### Structured figure records
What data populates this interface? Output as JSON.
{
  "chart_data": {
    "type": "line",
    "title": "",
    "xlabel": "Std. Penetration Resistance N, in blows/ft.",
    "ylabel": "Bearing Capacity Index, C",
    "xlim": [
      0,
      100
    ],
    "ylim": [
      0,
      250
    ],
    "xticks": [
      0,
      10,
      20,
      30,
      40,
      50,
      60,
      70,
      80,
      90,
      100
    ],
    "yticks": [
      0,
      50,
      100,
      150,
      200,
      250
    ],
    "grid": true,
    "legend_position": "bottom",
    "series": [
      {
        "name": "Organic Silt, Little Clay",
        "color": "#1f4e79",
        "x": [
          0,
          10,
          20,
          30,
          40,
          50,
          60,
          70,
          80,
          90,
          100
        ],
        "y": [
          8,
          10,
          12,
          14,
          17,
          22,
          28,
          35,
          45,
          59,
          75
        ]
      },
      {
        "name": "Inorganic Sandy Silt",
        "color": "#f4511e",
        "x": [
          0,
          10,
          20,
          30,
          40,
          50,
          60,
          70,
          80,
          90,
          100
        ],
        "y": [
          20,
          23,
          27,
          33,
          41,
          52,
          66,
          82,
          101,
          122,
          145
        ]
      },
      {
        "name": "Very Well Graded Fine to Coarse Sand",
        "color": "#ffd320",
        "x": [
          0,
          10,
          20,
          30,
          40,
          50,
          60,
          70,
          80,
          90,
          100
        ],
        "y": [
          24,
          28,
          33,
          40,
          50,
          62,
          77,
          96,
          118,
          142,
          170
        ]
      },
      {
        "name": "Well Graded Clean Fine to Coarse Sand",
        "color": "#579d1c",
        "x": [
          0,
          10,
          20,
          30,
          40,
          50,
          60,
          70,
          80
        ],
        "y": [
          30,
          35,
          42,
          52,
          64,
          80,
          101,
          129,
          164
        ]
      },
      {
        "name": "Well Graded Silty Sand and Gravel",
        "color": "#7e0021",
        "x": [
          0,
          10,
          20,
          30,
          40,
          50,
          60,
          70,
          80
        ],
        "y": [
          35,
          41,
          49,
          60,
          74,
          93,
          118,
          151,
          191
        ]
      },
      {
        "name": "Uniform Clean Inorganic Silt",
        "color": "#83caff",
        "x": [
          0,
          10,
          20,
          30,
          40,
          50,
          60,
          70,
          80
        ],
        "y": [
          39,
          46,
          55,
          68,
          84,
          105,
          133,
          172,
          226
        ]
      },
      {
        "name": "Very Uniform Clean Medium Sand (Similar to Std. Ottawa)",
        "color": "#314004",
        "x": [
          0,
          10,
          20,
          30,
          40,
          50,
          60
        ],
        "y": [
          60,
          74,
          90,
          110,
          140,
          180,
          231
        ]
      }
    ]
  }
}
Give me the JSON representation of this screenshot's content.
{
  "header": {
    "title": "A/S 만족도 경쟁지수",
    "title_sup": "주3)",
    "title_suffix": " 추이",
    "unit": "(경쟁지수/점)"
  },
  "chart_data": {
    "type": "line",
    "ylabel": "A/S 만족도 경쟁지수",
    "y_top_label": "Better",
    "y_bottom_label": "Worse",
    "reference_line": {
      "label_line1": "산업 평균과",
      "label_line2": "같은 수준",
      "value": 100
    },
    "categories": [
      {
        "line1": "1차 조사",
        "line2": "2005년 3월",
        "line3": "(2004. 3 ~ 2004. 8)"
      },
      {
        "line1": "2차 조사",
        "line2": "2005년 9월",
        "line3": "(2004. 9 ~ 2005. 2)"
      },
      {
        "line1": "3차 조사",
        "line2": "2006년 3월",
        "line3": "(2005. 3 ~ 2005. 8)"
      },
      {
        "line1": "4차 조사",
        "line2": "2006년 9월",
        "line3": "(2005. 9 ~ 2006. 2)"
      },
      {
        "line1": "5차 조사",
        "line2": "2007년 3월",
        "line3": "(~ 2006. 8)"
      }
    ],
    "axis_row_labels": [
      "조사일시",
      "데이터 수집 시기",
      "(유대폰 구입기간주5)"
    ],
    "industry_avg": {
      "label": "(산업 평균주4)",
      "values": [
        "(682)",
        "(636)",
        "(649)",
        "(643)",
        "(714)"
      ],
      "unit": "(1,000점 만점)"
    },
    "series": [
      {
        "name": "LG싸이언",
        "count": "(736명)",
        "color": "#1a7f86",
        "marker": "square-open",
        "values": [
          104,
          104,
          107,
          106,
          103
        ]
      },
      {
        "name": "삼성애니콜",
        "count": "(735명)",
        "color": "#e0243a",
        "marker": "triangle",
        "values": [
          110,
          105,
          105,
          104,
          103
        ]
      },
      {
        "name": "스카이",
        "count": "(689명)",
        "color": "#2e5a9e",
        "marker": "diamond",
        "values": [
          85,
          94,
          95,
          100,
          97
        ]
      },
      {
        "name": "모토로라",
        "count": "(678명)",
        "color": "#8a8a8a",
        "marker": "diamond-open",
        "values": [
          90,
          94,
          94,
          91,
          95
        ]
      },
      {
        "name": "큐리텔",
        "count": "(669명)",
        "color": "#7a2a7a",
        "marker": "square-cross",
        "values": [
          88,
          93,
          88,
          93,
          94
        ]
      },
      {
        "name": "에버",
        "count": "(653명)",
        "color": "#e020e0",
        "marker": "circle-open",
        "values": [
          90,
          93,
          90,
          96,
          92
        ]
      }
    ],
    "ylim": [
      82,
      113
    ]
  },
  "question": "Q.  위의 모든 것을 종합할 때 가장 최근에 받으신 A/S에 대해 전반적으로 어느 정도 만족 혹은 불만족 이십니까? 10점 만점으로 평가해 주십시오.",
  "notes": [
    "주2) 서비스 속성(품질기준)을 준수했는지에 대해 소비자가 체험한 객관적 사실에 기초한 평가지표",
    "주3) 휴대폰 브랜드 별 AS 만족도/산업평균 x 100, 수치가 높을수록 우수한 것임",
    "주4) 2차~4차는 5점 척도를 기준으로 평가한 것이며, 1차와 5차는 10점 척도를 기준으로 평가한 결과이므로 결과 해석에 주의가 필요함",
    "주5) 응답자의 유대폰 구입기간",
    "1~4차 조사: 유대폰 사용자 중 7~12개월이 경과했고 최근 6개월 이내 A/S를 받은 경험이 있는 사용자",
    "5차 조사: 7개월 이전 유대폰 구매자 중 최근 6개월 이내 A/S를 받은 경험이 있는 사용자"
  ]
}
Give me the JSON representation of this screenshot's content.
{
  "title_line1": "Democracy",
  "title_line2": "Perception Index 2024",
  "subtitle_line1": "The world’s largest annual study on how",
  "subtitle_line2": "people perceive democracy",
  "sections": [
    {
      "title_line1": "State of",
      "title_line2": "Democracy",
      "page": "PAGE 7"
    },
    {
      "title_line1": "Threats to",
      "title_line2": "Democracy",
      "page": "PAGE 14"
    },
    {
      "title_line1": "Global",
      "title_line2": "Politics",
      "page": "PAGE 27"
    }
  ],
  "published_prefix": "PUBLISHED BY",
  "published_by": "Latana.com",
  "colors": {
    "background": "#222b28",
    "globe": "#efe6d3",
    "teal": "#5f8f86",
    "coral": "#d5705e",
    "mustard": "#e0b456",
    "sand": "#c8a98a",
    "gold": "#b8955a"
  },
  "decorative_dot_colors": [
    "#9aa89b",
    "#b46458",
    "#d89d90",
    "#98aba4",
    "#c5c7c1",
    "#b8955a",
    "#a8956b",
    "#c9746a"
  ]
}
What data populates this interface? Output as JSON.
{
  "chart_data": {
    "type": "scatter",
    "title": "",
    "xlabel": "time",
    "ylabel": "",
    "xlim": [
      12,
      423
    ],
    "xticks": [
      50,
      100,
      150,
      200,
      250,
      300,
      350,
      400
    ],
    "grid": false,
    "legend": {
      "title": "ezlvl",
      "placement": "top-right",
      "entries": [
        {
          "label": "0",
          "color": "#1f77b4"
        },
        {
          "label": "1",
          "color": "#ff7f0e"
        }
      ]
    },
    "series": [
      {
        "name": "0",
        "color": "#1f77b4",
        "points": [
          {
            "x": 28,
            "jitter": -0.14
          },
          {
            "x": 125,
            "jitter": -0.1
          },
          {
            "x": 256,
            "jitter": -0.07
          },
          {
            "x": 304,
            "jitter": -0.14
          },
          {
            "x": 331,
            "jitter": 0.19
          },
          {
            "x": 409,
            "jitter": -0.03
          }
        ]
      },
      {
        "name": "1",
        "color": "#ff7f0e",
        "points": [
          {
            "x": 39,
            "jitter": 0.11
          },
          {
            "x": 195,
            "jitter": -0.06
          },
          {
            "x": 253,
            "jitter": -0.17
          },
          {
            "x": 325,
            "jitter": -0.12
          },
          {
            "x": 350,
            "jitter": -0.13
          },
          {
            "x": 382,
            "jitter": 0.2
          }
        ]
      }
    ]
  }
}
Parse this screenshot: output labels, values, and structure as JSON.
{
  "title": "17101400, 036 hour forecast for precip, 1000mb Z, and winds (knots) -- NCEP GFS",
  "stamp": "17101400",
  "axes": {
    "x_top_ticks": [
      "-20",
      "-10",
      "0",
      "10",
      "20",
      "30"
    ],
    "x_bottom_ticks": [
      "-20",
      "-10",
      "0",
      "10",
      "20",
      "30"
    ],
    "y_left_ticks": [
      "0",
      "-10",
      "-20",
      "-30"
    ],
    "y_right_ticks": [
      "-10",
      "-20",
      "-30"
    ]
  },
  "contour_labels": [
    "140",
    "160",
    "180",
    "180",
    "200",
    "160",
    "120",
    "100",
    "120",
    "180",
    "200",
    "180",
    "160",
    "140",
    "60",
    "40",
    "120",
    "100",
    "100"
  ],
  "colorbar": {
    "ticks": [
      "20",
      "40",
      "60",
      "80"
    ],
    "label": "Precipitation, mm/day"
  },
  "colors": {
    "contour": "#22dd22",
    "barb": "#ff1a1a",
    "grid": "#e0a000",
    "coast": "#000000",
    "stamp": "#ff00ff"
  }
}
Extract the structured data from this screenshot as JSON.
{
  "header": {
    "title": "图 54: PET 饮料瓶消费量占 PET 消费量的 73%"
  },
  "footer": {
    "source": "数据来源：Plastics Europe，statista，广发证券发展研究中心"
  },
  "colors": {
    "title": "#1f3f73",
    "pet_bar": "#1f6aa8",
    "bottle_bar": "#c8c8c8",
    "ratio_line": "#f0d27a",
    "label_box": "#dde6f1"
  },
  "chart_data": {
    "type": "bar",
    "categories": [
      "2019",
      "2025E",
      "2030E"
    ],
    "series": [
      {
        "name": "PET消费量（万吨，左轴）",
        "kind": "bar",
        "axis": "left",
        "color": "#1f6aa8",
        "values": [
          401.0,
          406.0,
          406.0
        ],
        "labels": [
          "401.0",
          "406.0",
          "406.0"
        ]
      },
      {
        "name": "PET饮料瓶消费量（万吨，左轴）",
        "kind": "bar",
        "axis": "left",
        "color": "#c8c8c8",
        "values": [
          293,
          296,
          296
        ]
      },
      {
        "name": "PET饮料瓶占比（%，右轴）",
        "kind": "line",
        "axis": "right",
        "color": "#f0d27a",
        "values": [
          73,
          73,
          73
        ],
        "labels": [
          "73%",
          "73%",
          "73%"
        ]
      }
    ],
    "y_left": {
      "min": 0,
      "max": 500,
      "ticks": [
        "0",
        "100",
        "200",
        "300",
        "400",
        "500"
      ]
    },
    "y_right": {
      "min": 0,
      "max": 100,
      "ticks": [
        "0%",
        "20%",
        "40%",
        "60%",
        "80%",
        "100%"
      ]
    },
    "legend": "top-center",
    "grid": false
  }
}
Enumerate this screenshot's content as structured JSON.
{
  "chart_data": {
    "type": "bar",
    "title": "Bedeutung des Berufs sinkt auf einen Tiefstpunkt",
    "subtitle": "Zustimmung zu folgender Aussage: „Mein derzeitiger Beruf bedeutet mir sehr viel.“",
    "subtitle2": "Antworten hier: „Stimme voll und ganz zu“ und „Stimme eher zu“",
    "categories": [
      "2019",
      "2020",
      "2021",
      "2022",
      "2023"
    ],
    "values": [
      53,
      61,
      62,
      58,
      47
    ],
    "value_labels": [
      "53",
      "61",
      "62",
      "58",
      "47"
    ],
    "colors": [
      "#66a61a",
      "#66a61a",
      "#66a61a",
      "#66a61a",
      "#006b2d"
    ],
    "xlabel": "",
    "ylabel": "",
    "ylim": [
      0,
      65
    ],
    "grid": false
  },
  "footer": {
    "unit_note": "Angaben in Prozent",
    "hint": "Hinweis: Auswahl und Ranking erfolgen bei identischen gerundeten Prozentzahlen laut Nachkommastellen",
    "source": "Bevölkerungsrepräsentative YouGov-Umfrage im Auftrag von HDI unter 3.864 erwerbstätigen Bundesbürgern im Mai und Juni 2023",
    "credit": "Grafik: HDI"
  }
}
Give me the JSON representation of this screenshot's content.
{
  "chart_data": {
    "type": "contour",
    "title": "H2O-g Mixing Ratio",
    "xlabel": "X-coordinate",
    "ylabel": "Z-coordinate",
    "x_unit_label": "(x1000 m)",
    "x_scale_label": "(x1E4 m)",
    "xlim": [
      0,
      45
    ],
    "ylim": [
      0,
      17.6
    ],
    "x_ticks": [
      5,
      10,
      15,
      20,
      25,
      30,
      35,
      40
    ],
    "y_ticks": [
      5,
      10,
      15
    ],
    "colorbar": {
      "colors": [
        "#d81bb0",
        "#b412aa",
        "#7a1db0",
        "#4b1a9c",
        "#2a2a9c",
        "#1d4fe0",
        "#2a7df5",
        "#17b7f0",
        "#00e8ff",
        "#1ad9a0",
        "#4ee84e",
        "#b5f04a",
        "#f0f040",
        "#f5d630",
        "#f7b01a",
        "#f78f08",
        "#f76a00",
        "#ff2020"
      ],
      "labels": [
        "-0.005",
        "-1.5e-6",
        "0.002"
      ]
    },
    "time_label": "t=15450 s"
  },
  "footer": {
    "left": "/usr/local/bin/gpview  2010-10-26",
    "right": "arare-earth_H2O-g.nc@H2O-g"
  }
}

### EXERCISE DETAILS
Within the listing above, work out how many lines contain the string "Inorganic", and reply with that number only.

### FINISHED ANSWER
2